### [Brief]
Retype every entry word for word.

### [Entries supplied]
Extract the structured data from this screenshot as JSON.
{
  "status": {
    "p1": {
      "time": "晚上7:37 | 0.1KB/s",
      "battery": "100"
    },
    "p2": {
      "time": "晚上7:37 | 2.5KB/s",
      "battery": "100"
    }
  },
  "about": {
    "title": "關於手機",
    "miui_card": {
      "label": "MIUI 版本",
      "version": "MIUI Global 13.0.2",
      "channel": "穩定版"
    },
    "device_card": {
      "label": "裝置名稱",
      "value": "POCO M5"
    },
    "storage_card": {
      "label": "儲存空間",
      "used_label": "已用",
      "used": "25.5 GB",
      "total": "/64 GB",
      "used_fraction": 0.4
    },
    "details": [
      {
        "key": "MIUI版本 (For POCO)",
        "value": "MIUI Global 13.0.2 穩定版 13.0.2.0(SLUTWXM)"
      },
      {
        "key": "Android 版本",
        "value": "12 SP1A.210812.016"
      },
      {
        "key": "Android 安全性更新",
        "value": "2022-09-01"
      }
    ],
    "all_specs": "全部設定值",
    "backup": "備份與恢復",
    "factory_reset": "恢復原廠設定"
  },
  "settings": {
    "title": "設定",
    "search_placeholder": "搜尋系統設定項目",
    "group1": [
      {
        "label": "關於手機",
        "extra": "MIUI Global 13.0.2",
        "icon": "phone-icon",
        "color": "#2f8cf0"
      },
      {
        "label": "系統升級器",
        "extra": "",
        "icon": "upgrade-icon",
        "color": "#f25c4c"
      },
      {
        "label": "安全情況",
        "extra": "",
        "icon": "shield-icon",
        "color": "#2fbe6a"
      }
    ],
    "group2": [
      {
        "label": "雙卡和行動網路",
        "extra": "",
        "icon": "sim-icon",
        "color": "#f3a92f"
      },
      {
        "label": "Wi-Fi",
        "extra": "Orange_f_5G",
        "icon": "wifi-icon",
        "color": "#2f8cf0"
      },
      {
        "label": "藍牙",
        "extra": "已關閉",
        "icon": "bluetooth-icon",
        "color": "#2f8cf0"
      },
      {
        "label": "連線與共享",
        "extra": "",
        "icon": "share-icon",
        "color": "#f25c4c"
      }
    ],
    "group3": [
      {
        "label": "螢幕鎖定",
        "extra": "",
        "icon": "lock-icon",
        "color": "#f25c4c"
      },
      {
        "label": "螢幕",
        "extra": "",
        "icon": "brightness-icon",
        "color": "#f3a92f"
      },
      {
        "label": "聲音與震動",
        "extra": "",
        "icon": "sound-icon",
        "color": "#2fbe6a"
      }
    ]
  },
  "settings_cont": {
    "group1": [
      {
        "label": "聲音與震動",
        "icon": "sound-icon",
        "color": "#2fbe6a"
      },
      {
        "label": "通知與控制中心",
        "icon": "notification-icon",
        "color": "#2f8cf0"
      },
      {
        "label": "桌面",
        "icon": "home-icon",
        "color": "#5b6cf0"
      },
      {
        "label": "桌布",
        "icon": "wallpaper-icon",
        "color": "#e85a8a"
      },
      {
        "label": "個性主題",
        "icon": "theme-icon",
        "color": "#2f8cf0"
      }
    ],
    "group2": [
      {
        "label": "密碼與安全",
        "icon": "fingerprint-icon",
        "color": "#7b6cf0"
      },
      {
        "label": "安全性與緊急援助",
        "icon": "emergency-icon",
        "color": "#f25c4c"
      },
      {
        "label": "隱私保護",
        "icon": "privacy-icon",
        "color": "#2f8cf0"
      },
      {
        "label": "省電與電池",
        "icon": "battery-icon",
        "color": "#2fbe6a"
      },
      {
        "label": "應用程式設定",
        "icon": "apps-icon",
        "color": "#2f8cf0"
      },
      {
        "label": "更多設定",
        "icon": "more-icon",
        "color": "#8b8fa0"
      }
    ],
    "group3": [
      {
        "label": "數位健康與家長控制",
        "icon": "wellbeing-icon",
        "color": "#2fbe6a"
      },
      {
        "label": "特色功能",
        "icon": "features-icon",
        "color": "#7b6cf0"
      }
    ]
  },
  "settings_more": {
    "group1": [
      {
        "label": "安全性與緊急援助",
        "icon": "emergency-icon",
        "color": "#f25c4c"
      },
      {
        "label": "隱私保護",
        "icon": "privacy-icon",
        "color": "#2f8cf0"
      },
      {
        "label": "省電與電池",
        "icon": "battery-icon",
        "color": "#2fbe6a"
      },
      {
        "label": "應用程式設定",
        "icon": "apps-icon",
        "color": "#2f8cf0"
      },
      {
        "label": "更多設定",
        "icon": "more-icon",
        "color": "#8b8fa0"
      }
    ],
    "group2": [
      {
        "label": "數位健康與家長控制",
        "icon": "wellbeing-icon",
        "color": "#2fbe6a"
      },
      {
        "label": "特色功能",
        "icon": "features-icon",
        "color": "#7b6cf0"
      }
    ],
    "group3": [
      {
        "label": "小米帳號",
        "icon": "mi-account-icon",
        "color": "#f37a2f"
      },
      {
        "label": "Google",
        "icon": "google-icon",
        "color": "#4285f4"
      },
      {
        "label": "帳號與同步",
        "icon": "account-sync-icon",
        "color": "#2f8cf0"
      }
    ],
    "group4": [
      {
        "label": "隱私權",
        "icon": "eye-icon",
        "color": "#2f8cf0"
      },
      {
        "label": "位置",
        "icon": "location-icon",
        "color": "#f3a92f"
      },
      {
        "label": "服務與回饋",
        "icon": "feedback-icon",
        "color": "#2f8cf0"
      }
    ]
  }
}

### [Result of this task]
Extract the structured data from this screenshot as JSON.
{
  "status": {
    "p1": {
      "time": "晚上7:37 | 0.1KB/s",
      "battery": "100"
    },
    "p2": {
      "time": "晚上7:37 | 2.5KB/s",
      "battery": "100"
    }
  },
  "about": {
    "title": "關於手機",
    "miui_card": {
      "label": "MIUI 版本",
      "version": "MIUI Global 13.0.2",
      "channel": "穩定版"
    },
    "device_card": {
      "label": "裝置名稱",
      "value": "POCO M5"
    },
    "storage_card": {
      "label": "儲存空間",
      "used_label": "已用",
      "used": "25.5 GB",
      "total": "/64 GB",
      "used_fraction": 0.4
    },
    "details": [
      {
        "key": "MIUI版本 (For POCO)",
        "value": "MIUI Global 13.0.2 穩定版 13.0.2.0(SLUTWXM)"
      },
      {
        "key": "Android 版本",
        "value": "12 SP1A.210812.016"
      },
      {
        "key": "Android 安全性更新",
        "value": "2022-09-01"
      }
    ],
    "all_specs": "全部設定值",
    "backup": "備份與恢復",
    "factory_reset": "恢復原廠設定"
  },
  "settings": {
    "title": "設定",
    "search_placeholder": "搜尋系統設定項目",
    "group1": [
      {
        "label": "關於手機",
        "extra": "MIUI Global 13.0.2",
        "icon": "phone-icon",
        "color": "#2f8cf0"
      },
      {
        "label": "系統升級器",
        "extra": "",
        "icon": "upgrade-icon",
        "color": "#f25c4c"
      },
      {
        "label": "安全情況",
        "extra": "",
        "icon": "shield-icon",
        "color": "#2fbe6a"
      }
    ],
    "group2": [
      {
        "label": "雙卡和行動網路",
        "extra": "",
        "icon": "sim-icon",
        "color": "#f3a92f"
      },
      {
        "label": "Wi-Fi",
        "extra": "Orange_f_5G",
        "icon": "wifi-icon",
        "color": "#2f8cf0"
      },
      {
        "label": "藍牙",
        "extra": "已關閉",
        "icon": "bluetooth-icon",
        "color": "#2f8cf0"
      },
      {
        "label": "連線與共享",
        "extra": "",
        "icon": "share-icon",
        "color": "#f25c4c"
      }
    ],
    "group3": [
      {
        "label": "螢幕鎖定",
        "extra": "",
        "icon": "lock-icon",
        "color": "#f25c4c"
      },
      {
        "label": "螢幕",
        "extra": "",
        "icon": "brightness-icon",
        "color": "#f3a92f"
      },
      {
        "label": "聲音與震動",
        "extra": "",
        "icon": "sound-icon",
        "color": "#2fbe6a"
      }
    ]
  },
  "settings_cont": {
    "group1": [
      {
        "label": "聲音與震動",
        "icon": "sound-icon",
        "color": "#2fbe6a"
      },
      {
        "label": "通知與控制中心",
        "icon": "notification-icon",
        "color": "#2f8cf0"
      },
      {
        "label": "桌面",
        "icon": "home-icon",
        "color": "#5b6cf0"
      },
      {
        "label": "桌布",
        "icon": "wallpaper-icon",
        "color": "#e85a8a"
      },
      {
        "label": "個性主題",
        "icon": "theme-icon",
        "color": "#2f8cf0"
      }
    ],
    "group2": [
      {
        "label": "密碼與安全",
        "icon": "fingerprint-icon",
        "color": "#7b6cf0"
      },
      {
        "label": "安全性與緊急援助",
        "icon": "emergency-icon",
        "color": "#f25c4c"
      },
      {
        "label": "隱私保護",
        "icon": "privacy-icon",
        "color": "#2f8cf0"
      },
      {
        "label": "省電與電池",
        "icon": "battery-icon",
        "color": "#2fbe6a"
      },
      {
        "label": "應用程式設定",
        "icon": "apps-icon",
        "color": "#2f8cf0"
      },
      {
        "label": "更多設定",
        "icon": "more-icon",
        "color": "#8b8fa0"
      }
    ],
    "group3": [
      {
        "label": "數位健康與家長控制",
        "icon": "wellbeing-icon",
        "color": "#2fbe6a"
      },
      {
        "label": "特色功能",
        "icon": "features-icon",
        "color": "#7b6cf0"
      }
    ]
  },
  "settings_more": {
    "group1": [
      {
        "label": "安全性與緊急援助",
        "icon": "emergency-icon",
        "color": "#f25c4c"
      },
      {
        "label": "隱私保護",
        "icon": "privacy-icon",
        "color": "#2f8cf0"
      },
      {
        "label": "省電與電池",
        "icon": "battery-icon",
        "color": "#2fbe6a"
      },
      {
        "label": "應用程式設定",
        "icon": "apps-icon",
        "color": "#2f8cf0"
      },
      {
        "label": "更多設定",
        "icon": "more-icon",
        "color": "#8b8fa0"
      }
    ],
    "group2": [
      {
        "label": "數位健康與家長控制",
        "icon": "wellbeing-icon",
        "color": "#2fbe6a"
      },
      {
        "label": "特色功能",
        "icon": "features-icon",
        "color": "#7b6cf0"
      }
    ],
    "group3": [
      {
        "label": "小米帳號",
        "icon": "mi-account-icon",
        "color": "#f37a2f"
      },
      {
        "label": "Google",
        "icon": "google-icon",
        "color": "#4285f4"
      },
      {
        "label": "帳號與同步",
        "icon": "account-sync-icon",
        "color": "#2f8cf0"
      }
    ],
    "group4": [
      {
        "label": "隱私權",
        "icon": "eye-icon",
        "color": "#2f8cf0"
      },
      {
        "label": "位置",
        "icon": "location-icon",
        "color": "#f3a92f"
      },
      {
        "label": "服務與回饋",
        "icon": "feedback-icon",
        "color": "#2f8cf0"
      }
    ]
  }
}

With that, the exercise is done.